To do:
Pictures do not belong in the copy. Return all of the entries exactly.

Provided records:

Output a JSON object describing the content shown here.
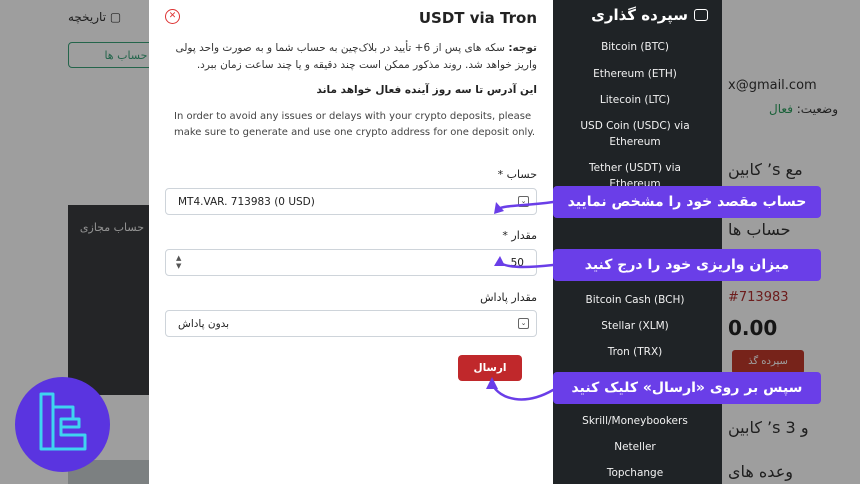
{
  "background": {
    "history_label": "تاریخچه",
    "open_account_label": "ن حساب ها",
    "card_label": "حساب مجازی",
    "email_fragment": "x@gmail.com",
    "status_label": "وضعیت:",
    "status_value": "فعال",
    "line1": "کابین ’s مع",
    "line2": "حساب ها",
    "account_id": "#713983",
    "balance": "0.00",
    "deposit_button": "سپرده گذ",
    "line3": "کابین ’s و 3",
    "line4": "وعده های"
  },
  "modal": {
    "title": "USDT via Tron",
    "close_icon": "close-icon",
    "note_label": "توجه:",
    "note_text": "سکه های پس از 6+ تأیید در بلاک‌چین به حساب شما و به صورت واحد پولی واریز خواهد شد. روند مذکور ممکن است چند دقیقه و یا چند ساعت زمان ببرد.",
    "note_bold": "این آدرس تا سه روز آینده فعال خواهد ماند",
    "note_english": "In order to avoid any issues or delays with your crypto deposits, please make sure to generate and use one crypto address for one deposit only.",
    "account_label": "حساب *",
    "account_value": "MT4.VAR. 713983 (0 USD)",
    "amount_label": "مقدار *",
    "amount_value": "50",
    "bonus_label": "مقدار پاداش",
    "bonus_value": "بدون پاداش",
    "submit_label": "ارسال"
  },
  "menu": {
    "title": "سپرده گذاری",
    "items": [
      "Bitcoin (BTC)",
      "Ethereum (ETH)",
      "Litecoin (LTC)",
      "USD Coin (USDC) via Ethereum",
      "Tether (USDT) via Ethereum",
      "Bitcoin Cash (BCH)",
      "Stellar (XLM)",
      "Tron (TRX)",
      "Skrill/Moneybookers",
      "Neteller",
      "Topchange"
    ]
  },
  "callouts": {
    "account": "حساب مقصد خود را مشخص نمایید",
    "amount": "میزان واریزی خود را درج کنید",
    "submit": "سپس بر روی «ارسال» کلیک کنید"
  },
  "colors": {
    "accent_purple": "#6a3ee8",
    "submit_red": "#c0282b",
    "menu_dark": "#1f2326"
  }
}
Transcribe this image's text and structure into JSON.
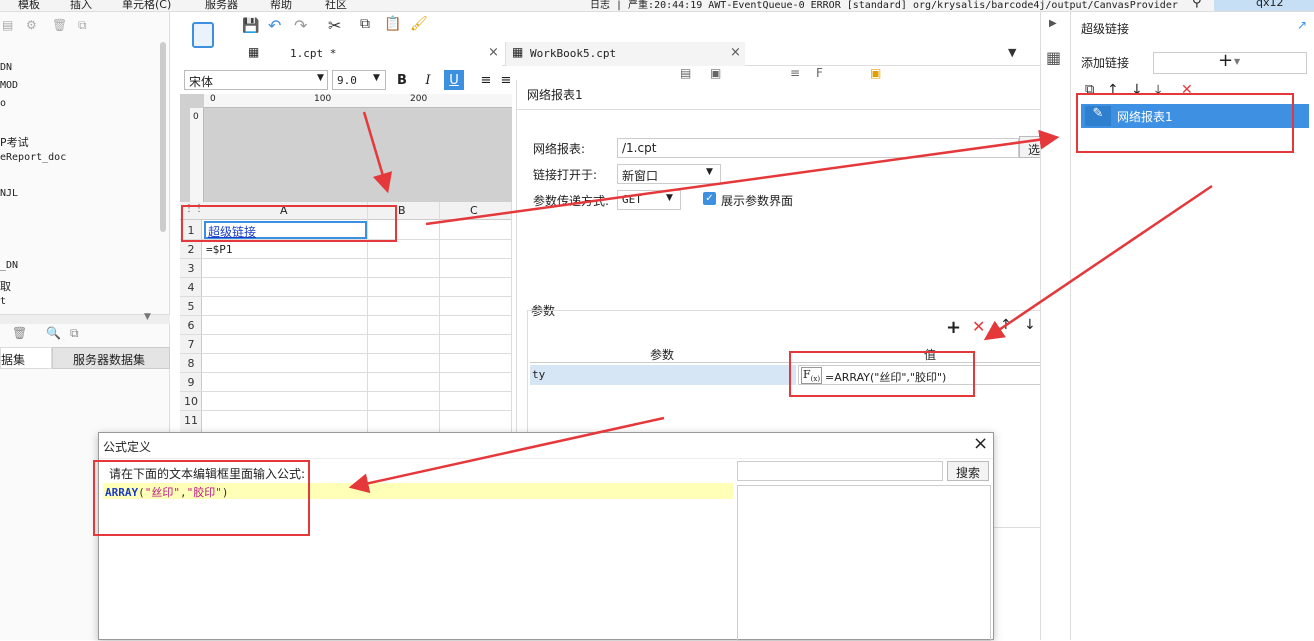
{
  "menubar": {
    "items": [
      "模板",
      "插入",
      "单元格(C)",
      "服务器",
      "帮助",
      "社区"
    ],
    "log_text": "日志 | 严重:20:44:19 AWT-EventQueue-0 ERROR [standard] org/krysalis/barcode4j/output/CanvasProvider",
    "user": "qx12"
  },
  "left_panel": {
    "tree_items": [
      "DN",
      "MOD",
      "o",
      "",
      "P考试",
      "eReport_doc",
      "",
      "NJL",
      "",
      "",
      "",
      "_DN",
      "取",
      "t"
    ],
    "tab_left": "据集",
    "tab_right": "服务器数据集"
  },
  "editor": {
    "tabs": [
      {
        "label": "1.cpt *"
      },
      {
        "label": "WorkBook5.cpt"
      }
    ],
    "font_name": "宋体",
    "font_size": "9.0",
    "ruler_marks": [
      "0",
      "100",
      "200"
    ],
    "ruler_v_mark": "0",
    "columns": [
      "A",
      "B",
      "C"
    ],
    "rows": [
      "1",
      "2",
      "3",
      "4",
      "5",
      "6",
      "7",
      "8",
      "9",
      "10",
      "11"
    ],
    "cell_a1": "超级链接",
    "cell_a2": "=$P1"
  },
  "hyperlink_form": {
    "title": "网络报表1",
    "report_label": "网络报表:",
    "report_value": "/1.cpt",
    "select_button": "选择",
    "open_in_label": "链接打开于:",
    "open_in_value": "新窗口",
    "param_method_label": "参数传递方式:",
    "param_method_value": "GET",
    "show_param_label": "展示参数界面",
    "show_param_checked": true,
    "params_section": "参数",
    "col_param": "参数",
    "col_value": "值",
    "param_row_name": "ty",
    "param_row_value": "=ARRAY(\"丝印\",\"胶印\")"
  },
  "right_panel": {
    "title": "超级链接",
    "add_link_label": "添加链接",
    "add_symbol": "+",
    "list_item": "网络报表1"
  },
  "formula_dialog": {
    "title": "公式定义",
    "prompt": "请在下面的文本编辑框里面输入公式:",
    "formula_fn": "ARRAY",
    "formula_open": "(",
    "formula_arg1": "\"丝印\"",
    "formula_comma": ",",
    "formula_arg2": "\"胶印\"",
    "formula_close": ")",
    "search_button": "搜索",
    "close_symbol": "×"
  },
  "colors": {
    "accent_blue": "#3d8fe0",
    "annotation_red": "#e5383b",
    "selected_item": "#3e90e2"
  }
}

Right answer:
Output a JSON object describing the content shown here.
{
  "background": {
    "history_label": "تاریخچه",
    "open_account_label": "ن حساب ها",
    "card_label": "حساب مجازی",
    "email_fragment": "x@gmail.com",
    "status_label": "وضعیت:",
    "status_value": "فعال",
    "line1": "کابین ’s مع",
    "line2": "حساب ها",
    "account_id": "#713983",
    "balance": "0.00",
    "deposit_button": "سپرده گذ",
    "line3": "کابین ’s و 3",
    "line4": "وعده های"
  },
  "modal": {
    "title": "USDT via Tron",
    "close_icon": "close-icon",
    "note_label": "توجه:",
    "note_text": "سکه های پس از 6+ تأیید در بلاک‌چین به حساب شما و به صورت واحد پولی واریز خواهد شد. روند مذکور ممکن است چند دقیقه و یا چند ساعت زمان ببرد.",
    "note_bold": "این آدرس تا سه روز آینده فعال خواهد ماند",
    "note_english": "In order to avoid any issues or delays with your crypto deposits, please make sure to generate and use one crypto address for one deposit only.",
    "account_label": "حساب *",
    "account_value": "MT4.VAR. 713983 (0 USD)",
    "amount_label": "مقدار *",
    "amount_value": "50",
    "bonus_label": "مقدار پاداش",
    "bonus_value": "بدون پاداش",
    "submit_label": "ارسال"
  },
  "menu": {
    "title": "سپرده گذاری",
    "items": [
      "Bitcoin (BTC)",
      "Ethereum (ETH)",
      "Litecoin (LTC)",
      "USD Coin (USDC) via Ethereum",
      "Tether (USDT) via Ethereum",
      "Bitcoin Cash (BCH)",
      "Stellar (XLM)",
      "Tron (TRX)",
      "Skrill/Moneybookers",
      "Neteller",
      "Topchange"
    ]
  },
  "callouts": {
    "account": "حساب مقصد خود را مشخص نمایید",
    "amount": "میزان واریزی خود را درج کنید",
    "submit": "سپس بر روی «ارسال» کلیک کنید"
  },
  "colors": {
    "accent_purple": "#6a3ee8",
    "submit_red": "#c0282b",
    "menu_dark": "#1f2326"
  }
}
Transcribe this image's text and structure into JSON.
{
  "menubar": {
    "items": [
      "模板",
      "插入",
      "单元格(C)",
      "服务器",
      "帮助",
      "社区"
    ],
    "log_text": "日志 | 严重:20:44:19 AWT-EventQueue-0 ERROR [standard] org/krysalis/barcode4j/output/CanvasProvider",
    "user": "qx12"
  },
  "left_panel": {
    "tree_items": [
      "DN",
      "MOD",
      "o",
      "",
      "P考试",
      "eReport_doc",
      "",
      "NJL",
      "",
      "",
      "",
      "_DN",
      "取",
      "t"
    ],
    "tab_left": "据集",
    "tab_right": "服务器数据集"
  },
  "editor": {
    "tabs": [
      {
        "label": "1.cpt *"
      },
      {
        "label": "WorkBook5.cpt"
      }
    ],
    "font_name": "宋体",
    "font_size": "9.0",
    "ruler_marks": [
      "0",
      "100",
      "200"
    ],
    "ruler_v_mark": "0",
    "columns": [
      "A",
      "B",
      "C"
    ],
    "rows": [
      "1",
      "2",
      "3",
      "4",
      "5",
      "6",
      "7",
      "8",
      "9",
      "10",
      "11"
    ],
    "cell_a1": "超级链接",
    "cell_a2": "=$P1"
  },
  "hyperlink_form": {
    "title": "网络报表1",
    "report_label": "网络报表:",
    "report_value": "/1.cpt",
    "select_button": "选择",
    "open_in_label": "链接打开于:",
    "open_in_value": "新窗口",
    "param_method_label": "参数传递方式:",
    "param_method_value": "GET",
    "show_param_label": "展示参数界面",
    "show_param_checked": true,
    "params_section": "参数",
    "col_param": "参数",
    "col_value": "值",
    "param_row_name": "ty",
    "param_row_value": "=ARRAY(\"丝印\",\"胶印\")"
  },
  "right_panel": {
    "title": "超级链接",
    "add_link_label": "添加链接",
    "add_symbol": "+",
    "list_item": "网络报表1"
  },
  "formula_dialog": {
    "title": "公式定义",
    "prompt": "请在下面的文本编辑框里面输入公式:",
    "formula_fn": "ARRAY",
    "formula_open": "(",
    "formula_arg1": "\"丝印\"",
    "formula_comma": ",",
    "formula_arg2": "\"胶印\"",
    "formula_close": ")",
    "search_button": "搜索",
    "close_symbol": "×"
  },
  "colors": {
    "accent_blue": "#3d8fe0",
    "annotation_red": "#e5383b",
    "selected_item": "#3e90e2"
  }
}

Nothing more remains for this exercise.